[Figure record listings]
* Begin *
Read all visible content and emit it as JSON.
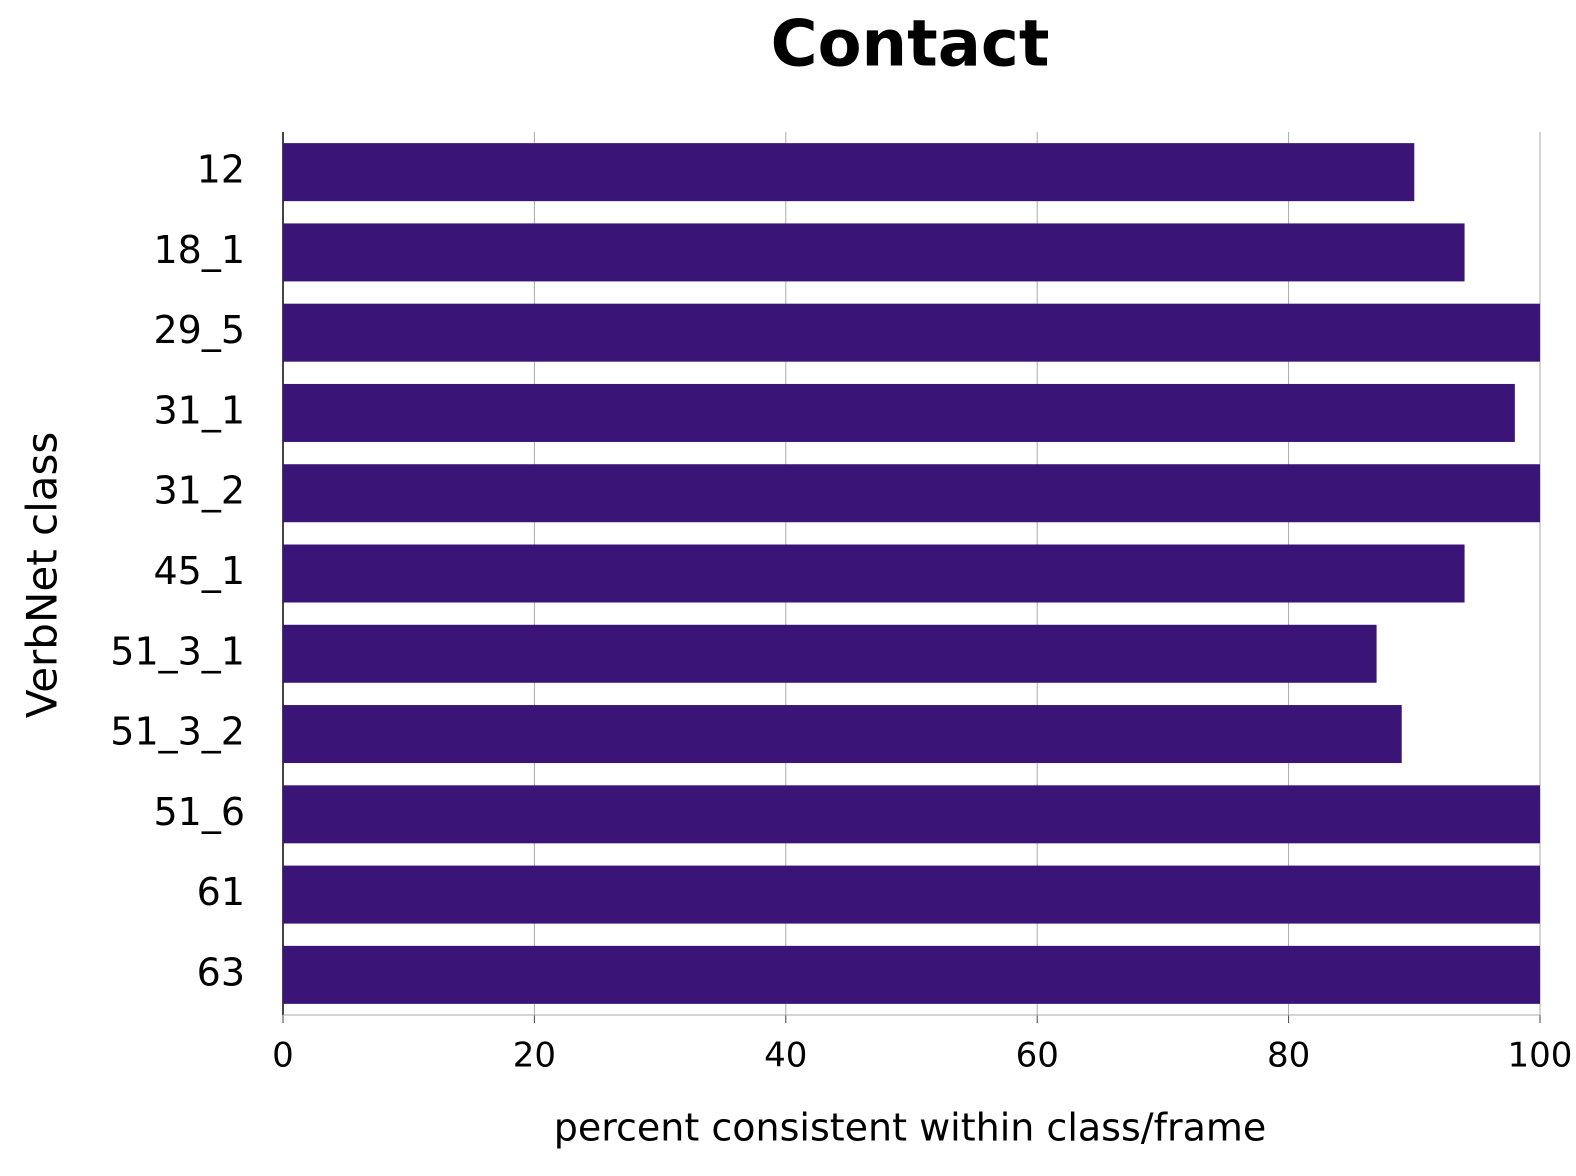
{
  "chart_data": {
    "type": "bar",
    "orientation": "horizontal",
    "title": "Contact",
    "x_label": "percent consistent within class/frame",
    "y_label": "VerbNet class",
    "categories": [
      "12",
      "18_1",
      "29_5",
      "31_1",
      "31_2",
      "45_1",
      "51_3_1",
      "51_3_2",
      "51_6",
      "61",
      "63"
    ],
    "values": [
      90,
      94,
      100,
      98,
      100,
      94,
      87,
      89,
      100,
      100,
      100
    ],
    "color": "#3a1577",
    "xlim": [
      0,
      100
    ],
    "xticks": [
      0,
      20,
      40,
      60,
      80,
      100
    ],
    "grid": true
  }
}
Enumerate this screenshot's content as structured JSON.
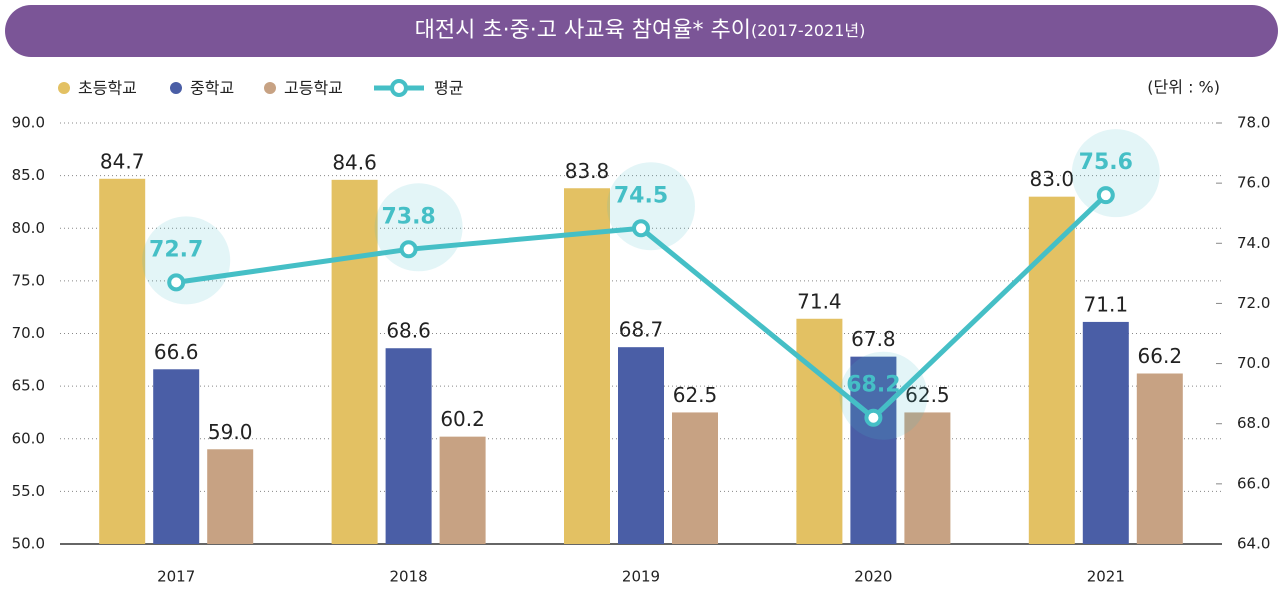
{
  "chart_data": {
    "type": "bar",
    "title": "대전시 초·중·고 사교육 참여율* 추이",
    "subtitle": "(2017-2021년)",
    "unit": "(단위 : %)",
    "categories": [
      "2017",
      "2018",
      "2019",
      "2020",
      "2021"
    ],
    "series": [
      {
        "name": "초등학교",
        "color": "#e3c163",
        "values": [
          84.7,
          84.6,
          83.8,
          71.4,
          83.0
        ],
        "value_labels": [
          "84.7",
          "84.6",
          "83.8",
          "71.4",
          "83.0"
        ]
      },
      {
        "name": "중학교",
        "color": "#4a5ea6",
        "values": [
          66.6,
          68.6,
          68.7,
          67.8,
          71.1
        ],
        "value_labels": [
          "66.6",
          "68.6",
          "68.7",
          "67.8",
          "71.1"
        ]
      },
      {
        "name": "고등학교",
        "color": "#c7a283",
        "values": [
          59.0,
          60.2,
          62.5,
          62.5,
          66.2
        ],
        "value_labels": [
          "59.0",
          "60.2",
          "62.5",
          "62.5",
          "66.2"
        ]
      },
      {
        "name": "평균",
        "type": "line",
        "axis": "y2",
        "color": "#45bfc6",
        "values": [
          72.7,
          73.8,
          74.5,
          68.2,
          75.6
        ],
        "value_labels": [
          "72.7",
          "73.8",
          "74.5",
          "68.2",
          "75.6"
        ]
      }
    ],
    "ylim": [
      50,
      90
    ],
    "yticks": [
      {
        "value": 50,
        "label": "50.0"
      },
      {
        "value": 55,
        "label": "55.0"
      },
      {
        "value": 60,
        "label": "60.0"
      },
      {
        "value": 65,
        "label": "65.0"
      },
      {
        "value": 70,
        "label": "70.0"
      },
      {
        "value": 75,
        "label": "75.0"
      },
      {
        "value": 80,
        "label": "80.0"
      },
      {
        "value": 85,
        "label": "85.0"
      },
      {
        "value": 90,
        "label": "90.0"
      }
    ],
    "y2lim": [
      64,
      78
    ],
    "y2ticks": [
      {
        "value": 64,
        "label": "64.0"
      },
      {
        "value": 66,
        "label": "66.0"
      },
      {
        "value": 68,
        "label": "68.0"
      },
      {
        "value": 70,
        "label": "70.0"
      },
      {
        "value": 72,
        "label": "72.0"
      },
      {
        "value": 74,
        "label": "74.0"
      },
      {
        "value": 76,
        "label": "76.0"
      },
      {
        "value": 78,
        "label": "78.0"
      }
    ],
    "grid": true
  }
}
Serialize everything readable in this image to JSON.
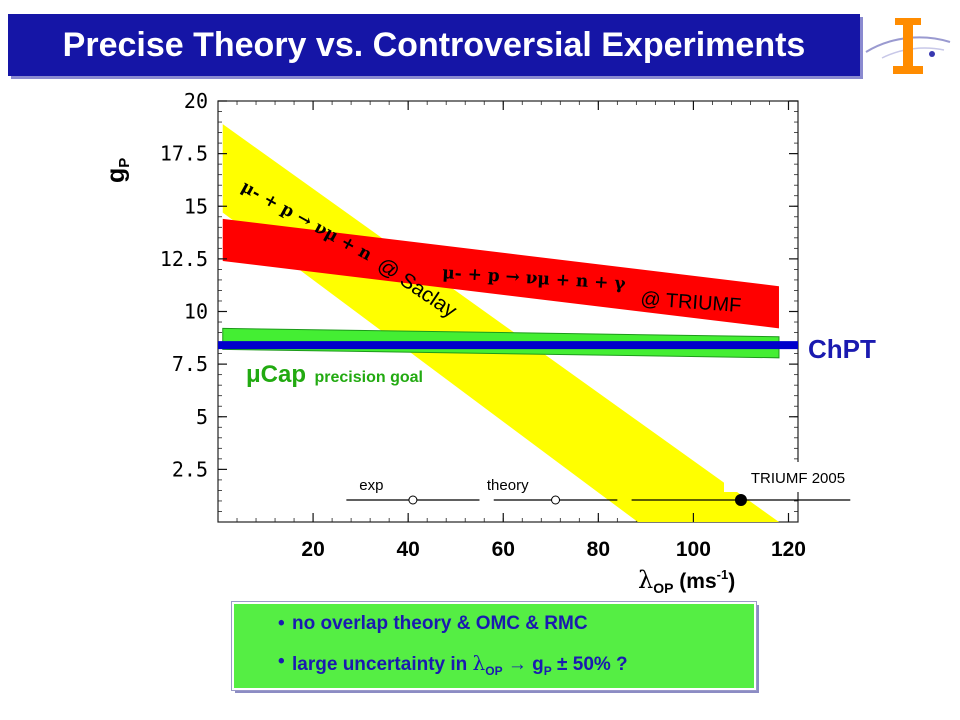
{
  "title": "Precise Theory vs. Controversial Experiments",
  "colors": {
    "title_bg": "#1515a6",
    "yellow_band": "#ffff00",
    "red_band": "#ff0000",
    "green_band": "#44ee33",
    "chpt_line": "#0000cc",
    "text_blue": "#1a1ab0"
  },
  "logo": {
    "icon": "institute-logo-icon"
  },
  "chart_data": {
    "type": "area",
    "xlabel": "λOP (ms-1)",
    "xlabel_parts": {
      "symbol": "λ",
      "sub": "OP",
      "unit": " (ms",
      "sup": "-1",
      "close": ")"
    },
    "ylabel": "gP",
    "ylabel_parts": {
      "main": "g",
      "sub": "P"
    },
    "xlim": [
      0,
      122
    ],
    "ylim": [
      0,
      20
    ],
    "xticks": [
      20,
      40,
      60,
      80,
      100,
      120
    ],
    "yticks": [
      2.5,
      5,
      7.5,
      10,
      12.5,
      15,
      17.5,
      20
    ],
    "ytick_labels": [
      "2.5",
      "5",
      "7.5",
      "10",
      "12.5",
      "15",
      "17.5",
      "20"
    ],
    "bands": [
      {
        "name": "saclay",
        "polygon": [
          [
            1,
            18.9
          ],
          [
            118,
            0
          ],
          [
            118,
            -5
          ],
          [
            1,
            14.7
          ]
        ]
      },
      {
        "name": "triumf",
        "polygon": [
          [
            1,
            14.4
          ],
          [
            118,
            11.2
          ],
          [
            118,
            9.2
          ],
          [
            1,
            12.4
          ]
        ]
      },
      {
        "name": "mucap",
        "polygon": [
          [
            1,
            9.2
          ],
          [
            118,
            8.8
          ],
          [
            118,
            7.8
          ],
          [
            1,
            8.2
          ]
        ]
      }
    ],
    "chpt": {
      "y": 8.4,
      "x_from": 0,
      "x_to": 122
    },
    "band_labels": {
      "saclay_reaction": "μ- + p → νμ + n",
      "saclay_suffix": "@ Saclay",
      "triumf_reaction": "μ- + p → νμ + n + γ",
      "triumf_suffix": "@ TRIUMF",
      "chpt": "ChPT",
      "mucap": "μCap",
      "mucap_note": "precision goal"
    },
    "error_bars": [
      {
        "label": "exp",
        "center": 41,
        "low": 27,
        "high": 55,
        "filled": false
      },
      {
        "label": "theory",
        "center": 71,
        "low": 58,
        "high": 84,
        "filled": false
      },
      {
        "label": "TRIUMF 2005",
        "center": 110,
        "low": 87,
        "high": 133,
        "filled": true
      }
    ]
  },
  "bullets": [
    {
      "text": "no overlap theory & OMC & RMC"
    },
    {
      "pre": "large uncertainty in ",
      "sym": "λ",
      "sub": "OP",
      "arrow": " → g",
      "sub2": "P",
      "pm": " ± 50% ?"
    }
  ]
}
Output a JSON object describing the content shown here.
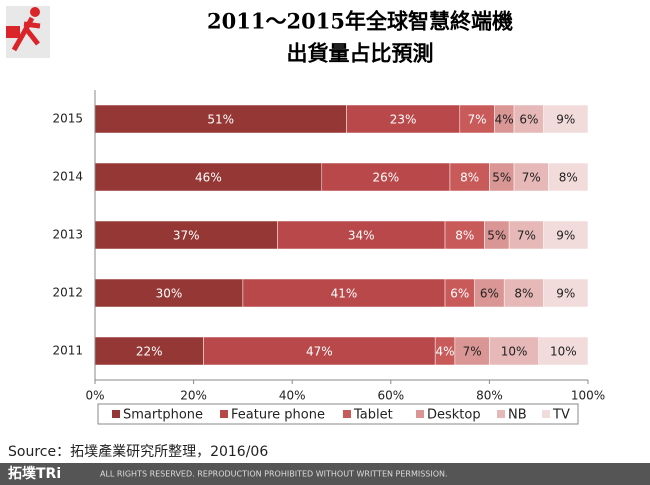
{
  "chart_data": {
    "type": "stacked-barh",
    "title_lines": [
      "2011～2015年全球智慧終端機",
      "出貨量占比預測"
    ],
    "categories": [
      "2015",
      "2014",
      "2013",
      "2012",
      "2011"
    ],
    "series": [
      {
        "name": "Smartphone",
        "color": "#953735",
        "values": [
          51,
          46,
          37,
          30,
          22
        ],
        "value_labels": [
          "51%",
          "46%",
          "37%",
          "30%",
          "22%"
        ]
      },
      {
        "name": "Feature phone",
        "color": "#b9484a",
        "values": [
          23,
          26,
          34,
          41,
          47
        ],
        "value_labels": [
          "23%",
          "26%",
          "34%",
          "41%",
          "47%"
        ]
      },
      {
        "name": "Tablet",
        "color": "#c85a5a",
        "values": [
          7,
          8,
          8,
          6,
          4
        ],
        "value_labels": [
          "7%",
          "8%",
          "8%",
          "6%",
          "4%"
        ]
      },
      {
        "name": "Desktop",
        "color": "#d99694",
        "values": [
          4,
          5,
          5,
          6,
          7
        ],
        "value_labels": [
          "4%",
          "5%",
          "5%",
          "6%",
          "7%"
        ]
      },
      {
        "name": "NB",
        "color": "#e6b9b8",
        "values": [
          6,
          7,
          7,
          8,
          10
        ],
        "value_labels": [
          "6%",
          "7%",
          "7%",
          "8%",
          "10%"
        ]
      },
      {
        "name": "TV",
        "color": "#f2dcdb",
        "values": [
          9,
          8,
          9,
          9,
          10
        ],
        "value_labels": [
          "9%",
          "8%",
          "9%",
          "9%",
          "10%"
        ]
      }
    ],
    "xlim": [
      0,
      100
    ],
    "xticks": [
      {
        "value": 0,
        "label": "0%"
      },
      {
        "value": 20,
        "label": "20%"
      },
      {
        "value": 40,
        "label": "40%"
      },
      {
        "value": 60,
        "label": "60%"
      },
      {
        "value": 80,
        "label": "80%"
      },
      {
        "value": 100,
        "label": "100%"
      }
    ],
    "grid": false,
    "legend": "bottom",
    "source": "Source：拓墣產業研究所整理，2016/06"
  },
  "footer": {
    "logo": "拓墣TRi",
    "rights": "ALL RIGHTS RESERVED. REPRODUCTION PROHIBITED WITHOUT WRITTEN PERMISSION."
  }
}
* End *
■ **DIRECTIONS FOR THIS TASK**: Return every line above that contains the word "type".

■ **REPLY TO THE EXERCISE**:
    "type": "bar",
    "type": "bar",
        "type": "line",
    "type": "area",
    "type": "stacked-barh",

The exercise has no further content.